___ DATA TO USE ___
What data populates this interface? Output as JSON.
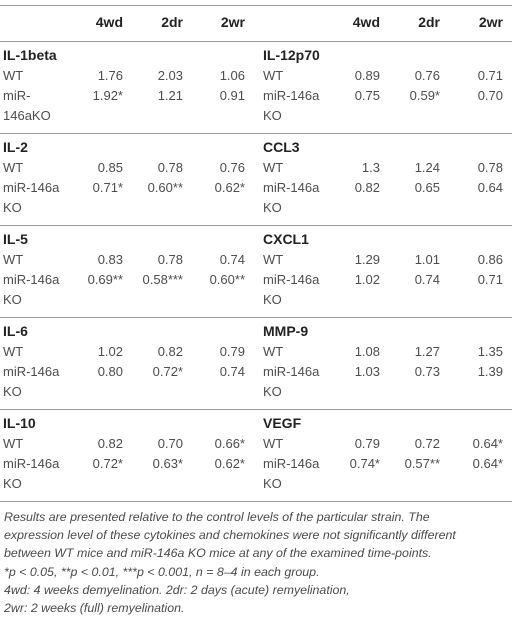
{
  "header": {
    "left": [
      "4wd",
      "2dr",
      "2wr"
    ],
    "right": [
      "4wd",
      "2dr",
      "2wr"
    ]
  },
  "groups": [
    {
      "left": {
        "name": "IL-1beta",
        "rows": [
          {
            "label": [
              "WT"
            ],
            "v": [
              "1.76",
              "2.03",
              "1.06"
            ]
          },
          {
            "label": [
              "miR-",
              "146aKO"
            ],
            "v": [
              "1.92*",
              "1.21",
              "0.91"
            ]
          }
        ]
      },
      "right": {
        "name": "IL-12p70",
        "rows": [
          {
            "label": [
              "WT"
            ],
            "v": [
              "0.89",
              "0.76",
              "0.71"
            ]
          },
          {
            "label": [
              "miR-146a",
              "KO"
            ],
            "v": [
              "0.75",
              "0.59*",
              "0.70"
            ]
          }
        ]
      }
    },
    {
      "left": {
        "name": "IL-2",
        "rows": [
          {
            "label": [
              "WT"
            ],
            "v": [
              "0.85",
              "0.78",
              "0.76"
            ]
          },
          {
            "label": [
              "miR-146a",
              "KO"
            ],
            "v": [
              "0.71*",
              "0.60**",
              "0.62*"
            ]
          }
        ]
      },
      "right": {
        "name": "CCL3",
        "rows": [
          {
            "label": [
              "WT"
            ],
            "v": [
              "1.3",
              "1.24",
              "0.78"
            ]
          },
          {
            "label": [
              "miR-146a",
              "KO"
            ],
            "v": [
              "0.82",
              "0.65",
              "0.64"
            ]
          }
        ]
      }
    },
    {
      "left": {
        "name": "IL-5",
        "rows": [
          {
            "label": [
              "WT"
            ],
            "v": [
              "0.83",
              "0.78",
              "0.74"
            ]
          },
          {
            "label": [
              "miR-146a",
              "KO"
            ],
            "v": [
              "0.69**",
              "0.58***",
              "0.60**"
            ]
          }
        ]
      },
      "right": {
        "name": "CXCL1",
        "rows": [
          {
            "label": [
              "WT"
            ],
            "v": [
              "1.29",
              "1.01",
              "0.86"
            ]
          },
          {
            "label": [
              "miR-146a",
              "KO"
            ],
            "v": [
              "1.02",
              "0.74",
              "0.71"
            ]
          }
        ]
      }
    },
    {
      "left": {
        "name": "IL-6",
        "rows": [
          {
            "label": [
              "WT"
            ],
            "v": [
              "1.02",
              "0.82",
              "0.79"
            ]
          },
          {
            "label": [
              "miR-146a",
              "KO"
            ],
            "v": [
              "0.80",
              "0.72*",
              "0.74"
            ]
          }
        ]
      },
      "right": {
        "name": "MMP-9",
        "rows": [
          {
            "label": [
              "WT"
            ],
            "v": [
              "1.08",
              "1.27",
              "1.35"
            ]
          },
          {
            "label": [
              "miR-146a",
              "KO"
            ],
            "v": [
              "1.03",
              "0.73",
              "1.39"
            ]
          }
        ]
      }
    },
    {
      "left": {
        "name": "IL-10",
        "rows": [
          {
            "label": [
              "WT"
            ],
            "v": [
              "0.82",
              "0.70",
              "0.66*"
            ]
          },
          {
            "label": [
              "miR-146a",
              "KO"
            ],
            "v": [
              "0.72*",
              "0.63*",
              "0.62*"
            ]
          }
        ]
      },
      "right": {
        "name": "VEGF",
        "rows": [
          {
            "label": [
              "WT"
            ],
            "v": [
              "0.79",
              "0.72",
              "0.64*"
            ]
          },
          {
            "label": [
              "miR-146a",
              "KO"
            ],
            "v": [
              "0.74*",
              "0.57**",
              "0.64*"
            ]
          }
        ]
      }
    }
  ],
  "footnotes": [
    "Results are presented relative to the control levels of the particular strain. The",
    "expression level of these cytokines and chemokines were not significantly different",
    "between WT mice and miR-146a KO mice at any of the examined time-points.",
    "*p < 0.05, **p < 0.01, ***p < 0.001, n = 8–4 in each group.",
    "4wd: 4 weeks demyelination. 2dr: 2 days (acute) remyelination,",
    "2wr: 2 weeks (full) remyelination."
  ]
}
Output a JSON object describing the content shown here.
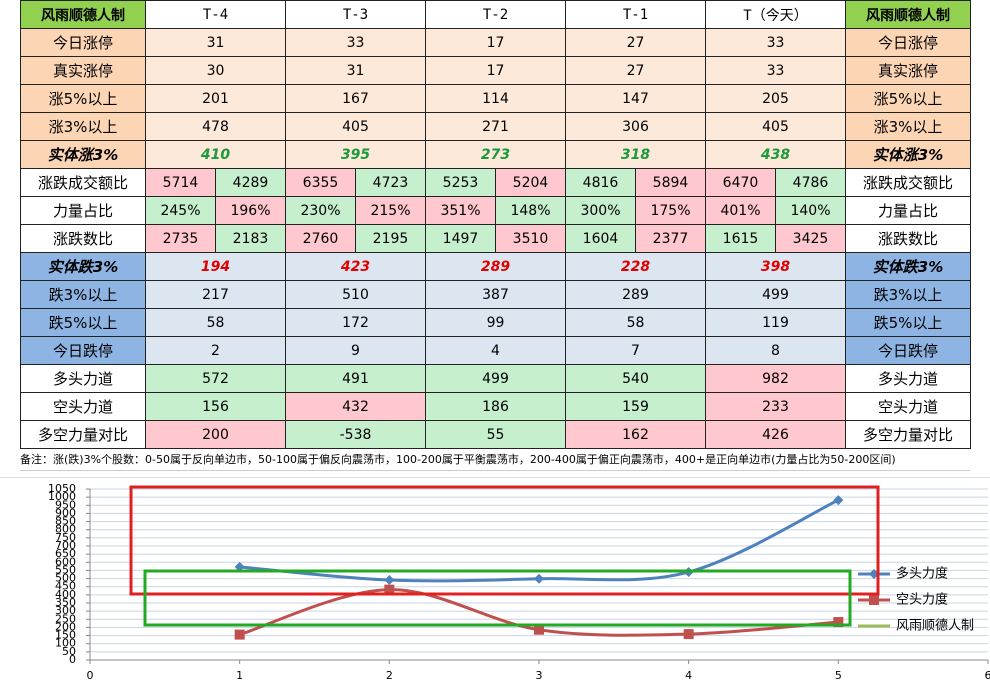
{
  "table": {
    "header": {
      "corner": "风雨顺德人制",
      "days": [
        "T-4",
        "T-3",
        "T-2",
        "T-1",
        "T（今天）"
      ]
    },
    "rows": [
      {
        "label": "今日涨停",
        "kind": "orange",
        "values": [
          "31",
          "33",
          "17",
          "27",
          "33"
        ]
      },
      {
        "label": "真实涨停",
        "kind": "orange",
        "values": [
          "30",
          "31",
          "17",
          "27",
          "33"
        ]
      },
      {
        "label": "涨5%以上",
        "kind": "orange",
        "values": [
          "201",
          "167",
          "114",
          "147",
          "205"
        ]
      },
      {
        "label": "涨3%以上",
        "kind": "orange",
        "values": [
          "478",
          "405",
          "271",
          "306",
          "405"
        ]
      },
      {
        "label": "实体涨3%",
        "kind": "orange",
        "emphasis": "#1a9a3a",
        "values": [
          "410",
          "395",
          "273",
          "318",
          "438"
        ]
      },
      {
        "label": "涨跌成交额比",
        "kind": "white",
        "values": [
          [
            "5714",
            "4289"
          ],
          [
            "6355",
            "4723"
          ],
          [
            "5253",
            "5204"
          ],
          [
            "4816",
            "5894"
          ],
          [
            "6470",
            "4786"
          ]
        ],
        "fills": [
          [
            "#ffc7ce",
            "#c6efce"
          ],
          [
            "#ffc7ce",
            "#c6efce"
          ],
          [
            "#c6efce",
            "#ffc7ce"
          ],
          [
            "#c6efce",
            "#ffc7ce"
          ],
          [
            "#ffc7ce",
            "#c6efce"
          ]
        ]
      },
      {
        "label": "力量占比",
        "kind": "white",
        "values": [
          [
            "245%",
            "196%"
          ],
          [
            "230%",
            "215%"
          ],
          [
            "351%",
            "148%"
          ],
          [
            "300%",
            "175%"
          ],
          [
            "401%",
            "140%"
          ]
        ],
        "fills": [
          [
            "#c6efce",
            "#ffc7ce"
          ],
          [
            "#c6efce",
            "#ffc7ce"
          ],
          [
            "#ffc7ce",
            "#c6efce"
          ],
          [
            "#c6efce",
            "#ffc7ce"
          ],
          [
            "#ffc7ce",
            "#c6efce"
          ]
        ]
      },
      {
        "label": "涨跌数比",
        "kind": "white",
        "values": [
          [
            "2735",
            "2183"
          ],
          [
            "2760",
            "2195"
          ],
          [
            "1497",
            "3510"
          ],
          [
            "1604",
            "2377"
          ],
          [
            "1615",
            "3425"
          ]
        ],
        "fills": [
          [
            "#ffc7ce",
            "#c6efce"
          ],
          [
            "#ffc7ce",
            "#c6efce"
          ],
          [
            "#c6efce",
            "#ffc7ce"
          ],
          [
            "#c6efce",
            "#ffc7ce"
          ],
          [
            "#c6efce",
            "#ffc7ce"
          ]
        ]
      },
      {
        "label": "实体跌3%",
        "kind": "blue",
        "emphasis": "#e00000",
        "values": [
          "194",
          "423",
          "289",
          "228",
          "398"
        ]
      },
      {
        "label": "跌3%以上",
        "kind": "blue",
        "values": [
          "217",
          "510",
          "387",
          "289",
          "499"
        ]
      },
      {
        "label": "跌5%以上",
        "kind": "blue",
        "values": [
          "58",
          "172",
          "99",
          "58",
          "119"
        ]
      },
      {
        "label": "今日跌停",
        "kind": "blue",
        "values": [
          "2",
          "9",
          "4",
          "7",
          "8"
        ]
      },
      {
        "label": "多头力道",
        "kind": "white",
        "values": [
          "572",
          "491",
          "499",
          "540",
          "982"
        ],
        "fills": [
          "#c6efce",
          "#c6efce",
          "#c6efce",
          "#c6efce",
          "#ffc7ce"
        ]
      },
      {
        "label": "空头力道",
        "kind": "white",
        "values": [
          "156",
          "432",
          "186",
          "159",
          "233"
        ],
        "fills": [
          "#c6efce",
          "#ffc7ce",
          "#c6efce",
          "#c6efce",
          "#ffc7ce"
        ]
      },
      {
        "label": "多空力量对比",
        "kind": "white",
        "values": [
          "200",
          "-538",
          "55",
          "162",
          "426"
        ],
        "fills": [
          "#ffc7ce",
          "#c6efce",
          "#c6efce",
          "#ffc7ce",
          "#ffc7ce"
        ]
      }
    ],
    "note": "备注：涨(跌)3%个股数：0-50属于反向单边市，50-100属于偏反向震荡市，100-200属于平衡震荡市，200-400属于偏正向震荡市，400+是正向单边市(力量占比为50-200区间)"
  },
  "chart_data": {
    "type": "line",
    "x": [
      1,
      2,
      3,
      4,
      5
    ],
    "xlim": [
      0,
      6
    ],
    "xticks": [
      0,
      1,
      2,
      3,
      4,
      5,
      6
    ],
    "ylim": [
      0,
      1050
    ],
    "yticks": [
      0,
      50,
      100,
      150,
      200,
      250,
      300,
      350,
      400,
      450,
      500,
      550,
      600,
      650,
      700,
      750,
      800,
      850,
      900,
      950,
      1000,
      1050
    ],
    "grid": true,
    "series": [
      {
        "name": "多头力度",
        "color": "#4f81bd",
        "marker": "diamond",
        "values": [
          572,
          491,
          499,
          540,
          982
        ]
      },
      {
        "name": "空头力度",
        "color": "#c0504d",
        "marker": "square",
        "values": [
          156,
          432,
          186,
          159,
          233
        ]
      },
      {
        "name": "风雨顺德人制",
        "color": "#9bbb59",
        "values": [
          null,
          null,
          null,
          null,
          null
        ]
      }
    ]
  }
}
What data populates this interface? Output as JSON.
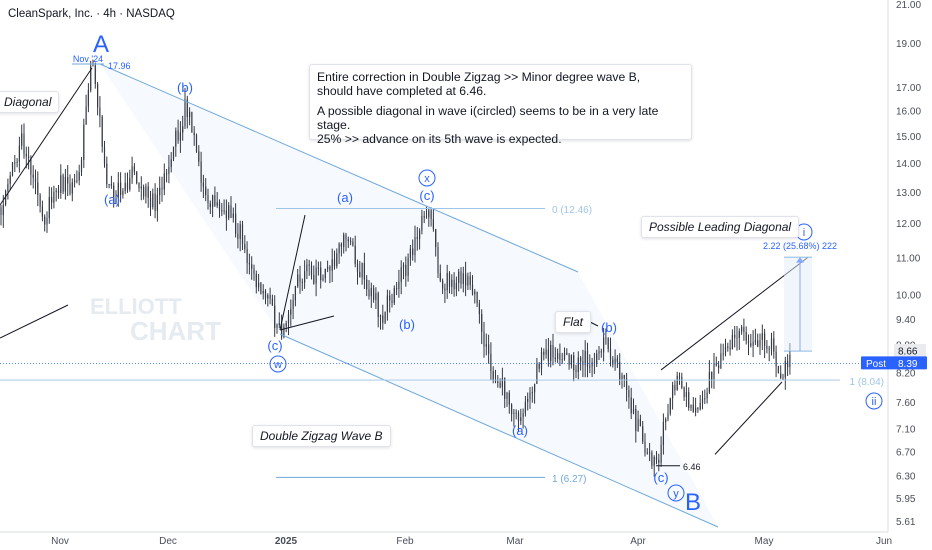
{
  "header": {
    "title": "CleanSpark, Inc. · 4h · NASDAQ"
  },
  "note": {
    "line1": "Entire correction in Double Zigzag >> Minor degree wave B,",
    "line2": "should have completed at 6.46.",
    "line3": "A possible diagonal in wave i(circled) seems to be in a very late stage.",
    "line4": " 25% >> advance on its 5th wave is expected."
  },
  "labels": {
    "diagonal": "Diagonal",
    "double_zigzag": "Double Zigzag Wave B",
    "flat": "Flat",
    "possible_leading_diagonal": "Possible Leading Diagonal",
    "watermark_line1": "ELLIOTT",
    "watermark_line2": "CHART",
    "nov24": "Nov '24",
    "high_value": "17.96",
    "low_value": "6.46",
    "measure": "2.22 (25.68%) 222",
    "fib0": "0 (12.46)",
    "fib1_lower": "1 (6.27)",
    "fib1_right": "1 (8.04)",
    "wave_A": "A",
    "wave_B": "B",
    "wave_a1": "(a)",
    "wave_b1": "(b)",
    "wave_c1": "(c)",
    "wave_w": "w",
    "wave_a2": "(a)",
    "wave_b2": "(b)",
    "wave_c2": "(c)",
    "wave_x": "x",
    "wave_a3": "(a)",
    "wave_b3": "(b)",
    "wave_c3": "(c)",
    "wave_y": "y",
    "wave_i": "i",
    "wave_ii": "ii",
    "post": "Post",
    "post_price": "8.39",
    "last_price": "8.66"
  },
  "colors": {
    "wave_blue": "#2962ff",
    "channel": "#6fa8dc",
    "fib": "#9fc5e8",
    "candle": "#363a45",
    "post_badge": "#2962ff"
  },
  "chart_data": {
    "type": "candlestick",
    "title": "CleanSpark, Inc. · 4h · NASDAQ",
    "y_axis": {
      "scale": "log",
      "range": [
        5.45,
        21.5
      ],
      "ticks": [
        "21.00",
        "19.00",
        "17.00",
        "16.00",
        "15.00",
        "14.00",
        "13.00",
        "12.00",
        "11.00",
        "10.00",
        "9.40",
        "8.80",
        "8.20",
        "7.60",
        "7.10",
        "6.70",
        "6.30",
        "5.95",
        "5.61"
      ]
    },
    "x_axis": {
      "ticks": [
        "Nov",
        "Dec",
        "2025",
        "Feb",
        "Mar",
        "Apr",
        "May",
        "Jun"
      ]
    },
    "key_points": [
      {
        "label": "A high (Nov '24)",
        "value": 17.96
      },
      {
        "label": "0 fib",
        "value": 12.46
      },
      {
        "label": "1 fib (lower)",
        "value": 6.27
      },
      {
        "label": "1 fib (right)",
        "value": 8.04
      },
      {
        "label": "B low",
        "value": 6.46
      },
      {
        "label": "Post price",
        "value": 8.39
      },
      {
        "label": "Last price",
        "value": 8.66
      }
    ],
    "measure": {
      "change": 2.22,
      "percent": 25.68,
      "bars": 222
    },
    "grid": false
  }
}
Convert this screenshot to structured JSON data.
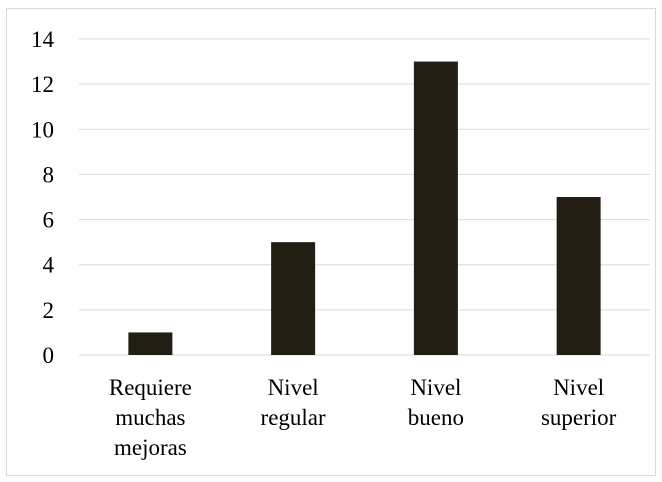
{
  "chart_data": {
    "type": "bar",
    "categories": [
      [
        "Requiere",
        "muchas",
        "mejoras"
      ],
      [
        "Nivel",
        "regular"
      ],
      [
        "Nivel",
        "bueno"
      ],
      [
        "Nivel",
        "superior"
      ]
    ],
    "values": [
      1,
      5,
      13,
      7
    ],
    "ylim": [
      0,
      14
    ],
    "yticks": [
      0,
      2,
      4,
      6,
      8,
      10,
      12,
      14
    ],
    "grid": true,
    "bar_color": "#221e14",
    "grid_color": "#d9d9d9"
  }
}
___
▶ _TASK STATEMENT_: Using the records above, select and copy every line that has the word "Zigzag".

▶ _WRITTEN RESPONSE_:
    "line1": "Entire correction in Double Zigzag >> Minor degree wave B,",
    "double_zigzag": "Double Zigzag Wave B",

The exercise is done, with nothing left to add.